Directions for this task ->
Set out every line bearing the string "stress".

(Stored items)
————
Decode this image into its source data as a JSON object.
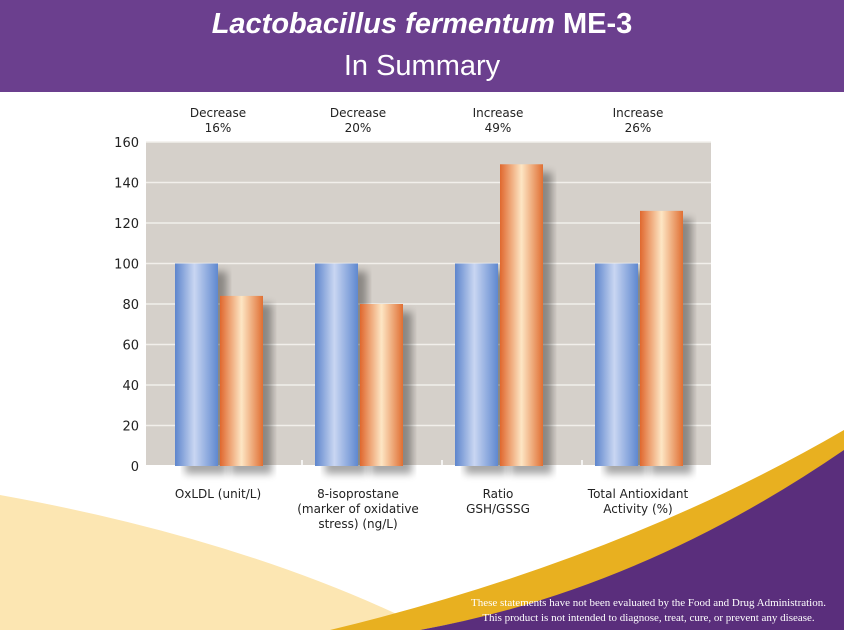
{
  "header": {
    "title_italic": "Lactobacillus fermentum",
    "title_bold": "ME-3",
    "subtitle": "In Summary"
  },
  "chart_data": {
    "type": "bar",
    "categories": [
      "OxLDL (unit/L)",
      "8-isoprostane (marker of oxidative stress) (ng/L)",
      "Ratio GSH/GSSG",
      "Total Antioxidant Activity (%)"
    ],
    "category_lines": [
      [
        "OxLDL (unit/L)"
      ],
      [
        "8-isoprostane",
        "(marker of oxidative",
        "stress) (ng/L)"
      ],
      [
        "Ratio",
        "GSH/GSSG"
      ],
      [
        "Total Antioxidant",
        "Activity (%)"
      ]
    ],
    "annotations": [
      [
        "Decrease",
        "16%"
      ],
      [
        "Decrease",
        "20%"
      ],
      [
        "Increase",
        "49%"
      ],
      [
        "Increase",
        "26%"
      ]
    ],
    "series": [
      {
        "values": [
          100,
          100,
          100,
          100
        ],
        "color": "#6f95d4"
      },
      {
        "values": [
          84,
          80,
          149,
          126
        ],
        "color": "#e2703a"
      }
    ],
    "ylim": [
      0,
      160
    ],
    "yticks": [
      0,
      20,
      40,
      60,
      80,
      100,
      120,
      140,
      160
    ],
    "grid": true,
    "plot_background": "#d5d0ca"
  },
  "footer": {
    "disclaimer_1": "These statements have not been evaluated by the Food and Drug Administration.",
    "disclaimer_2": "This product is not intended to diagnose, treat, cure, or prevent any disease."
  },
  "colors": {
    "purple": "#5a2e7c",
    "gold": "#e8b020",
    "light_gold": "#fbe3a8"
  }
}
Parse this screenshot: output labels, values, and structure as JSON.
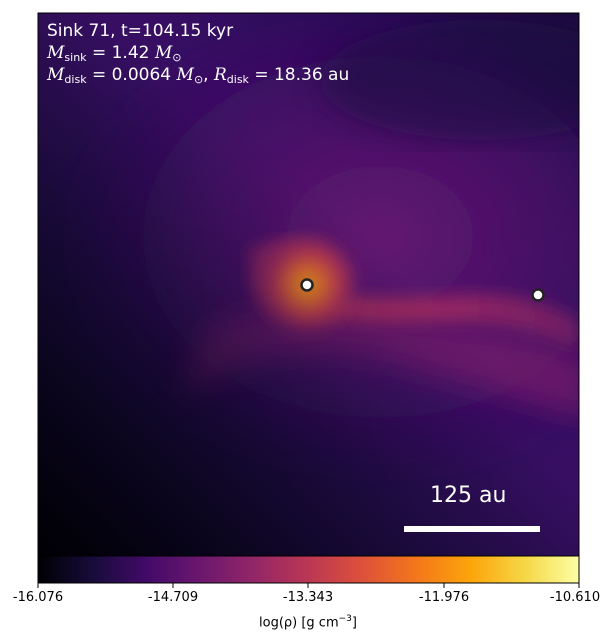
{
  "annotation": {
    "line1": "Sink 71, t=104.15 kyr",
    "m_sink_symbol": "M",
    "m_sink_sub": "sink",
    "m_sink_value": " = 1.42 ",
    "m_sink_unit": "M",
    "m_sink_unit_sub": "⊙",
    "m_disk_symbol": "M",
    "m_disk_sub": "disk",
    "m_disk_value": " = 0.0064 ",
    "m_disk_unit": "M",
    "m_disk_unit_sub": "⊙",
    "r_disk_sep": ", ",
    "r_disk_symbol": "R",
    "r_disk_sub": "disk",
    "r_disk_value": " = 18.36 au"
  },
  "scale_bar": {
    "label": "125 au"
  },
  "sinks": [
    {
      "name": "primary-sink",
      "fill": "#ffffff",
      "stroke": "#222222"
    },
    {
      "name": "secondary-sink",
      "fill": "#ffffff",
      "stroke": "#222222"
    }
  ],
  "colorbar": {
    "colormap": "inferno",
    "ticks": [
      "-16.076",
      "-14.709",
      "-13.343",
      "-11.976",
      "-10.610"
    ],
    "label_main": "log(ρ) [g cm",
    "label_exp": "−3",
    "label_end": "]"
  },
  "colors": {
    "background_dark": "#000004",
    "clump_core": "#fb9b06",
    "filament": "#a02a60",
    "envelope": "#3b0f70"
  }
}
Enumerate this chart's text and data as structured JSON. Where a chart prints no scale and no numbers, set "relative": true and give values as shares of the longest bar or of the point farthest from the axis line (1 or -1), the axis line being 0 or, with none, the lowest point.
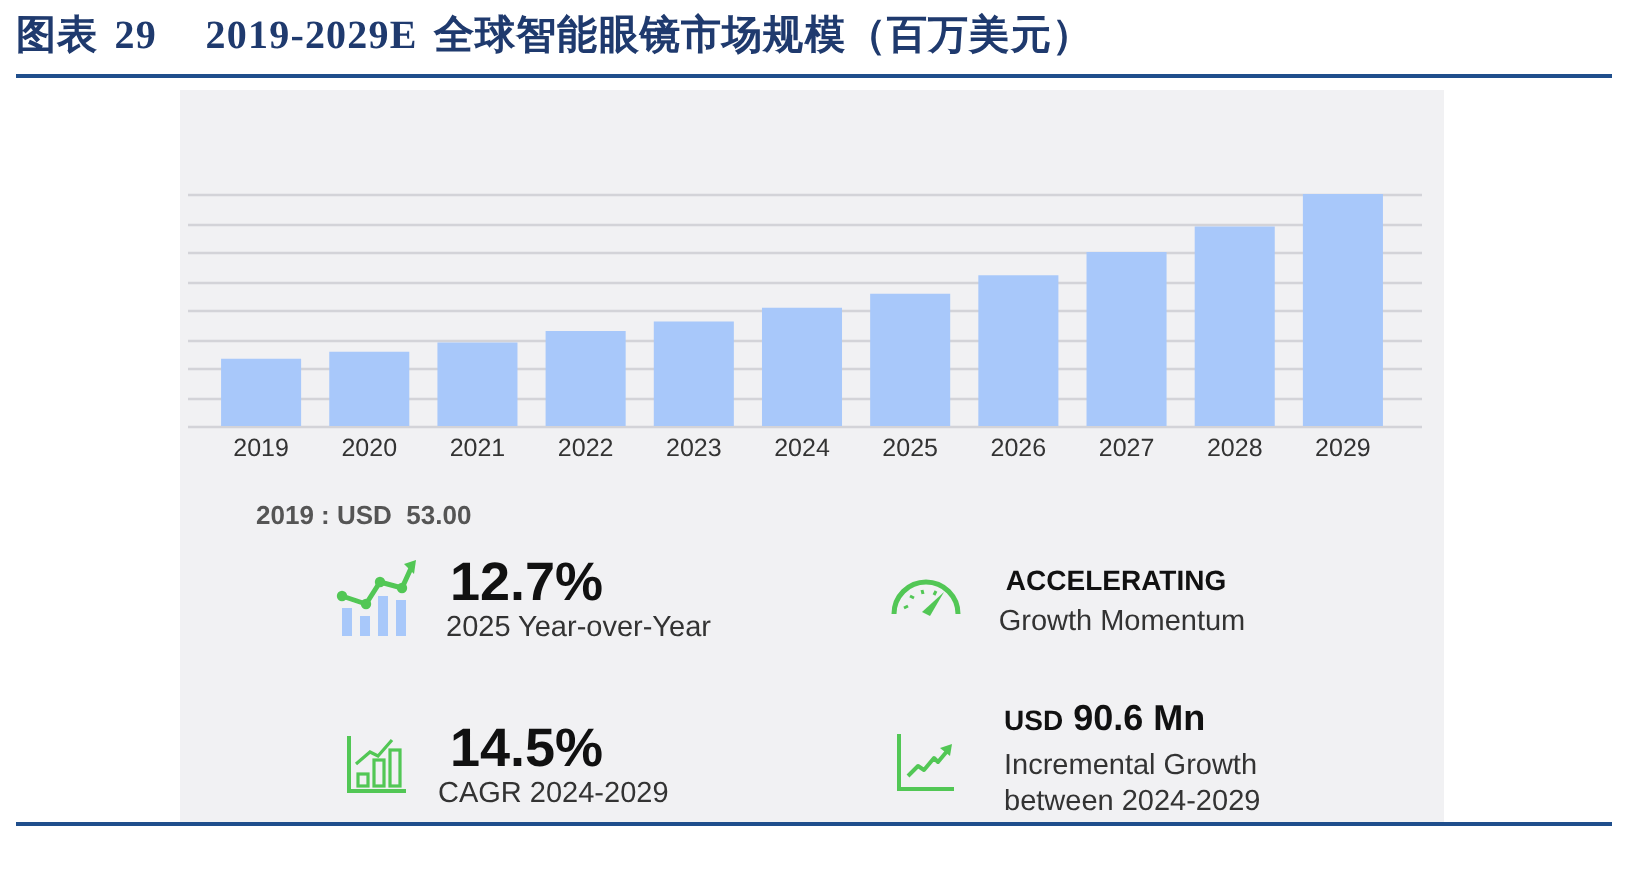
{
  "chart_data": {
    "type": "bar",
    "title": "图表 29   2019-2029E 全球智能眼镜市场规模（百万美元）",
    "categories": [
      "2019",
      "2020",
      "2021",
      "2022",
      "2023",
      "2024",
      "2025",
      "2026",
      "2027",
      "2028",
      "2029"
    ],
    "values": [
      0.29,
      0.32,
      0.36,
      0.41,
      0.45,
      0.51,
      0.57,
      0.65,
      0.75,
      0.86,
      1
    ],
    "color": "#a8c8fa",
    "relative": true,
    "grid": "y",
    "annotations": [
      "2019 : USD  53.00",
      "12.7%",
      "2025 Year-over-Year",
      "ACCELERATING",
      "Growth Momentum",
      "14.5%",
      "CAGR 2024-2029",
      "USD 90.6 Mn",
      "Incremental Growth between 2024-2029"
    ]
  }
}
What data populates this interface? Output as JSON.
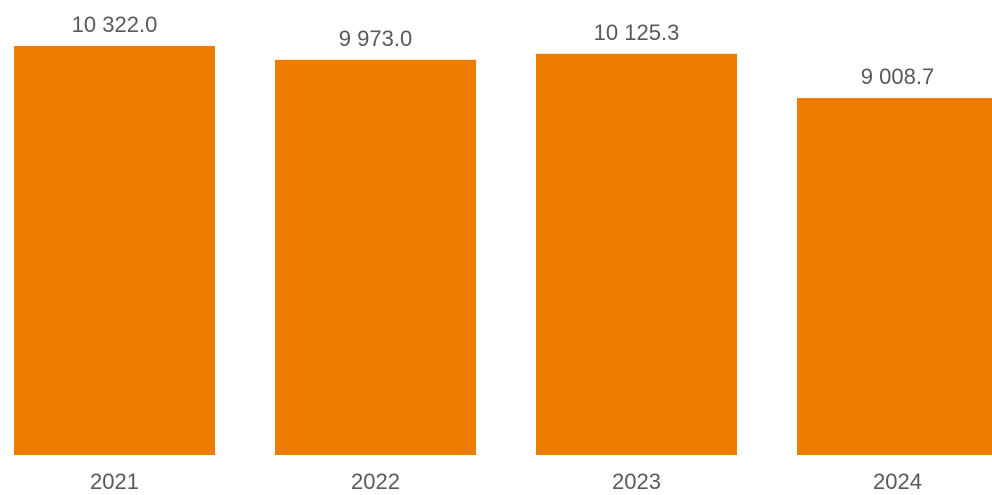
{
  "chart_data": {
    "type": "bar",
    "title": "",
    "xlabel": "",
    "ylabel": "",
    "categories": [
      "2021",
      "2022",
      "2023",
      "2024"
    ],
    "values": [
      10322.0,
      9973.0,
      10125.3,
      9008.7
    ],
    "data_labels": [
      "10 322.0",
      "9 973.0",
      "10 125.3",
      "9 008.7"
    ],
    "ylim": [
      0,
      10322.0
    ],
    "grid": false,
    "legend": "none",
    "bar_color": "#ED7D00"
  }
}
————
Output of the task ->
      "8-isoprostane (marker of oxidative stress) (ng/L)",
        "stress) (ng/L)"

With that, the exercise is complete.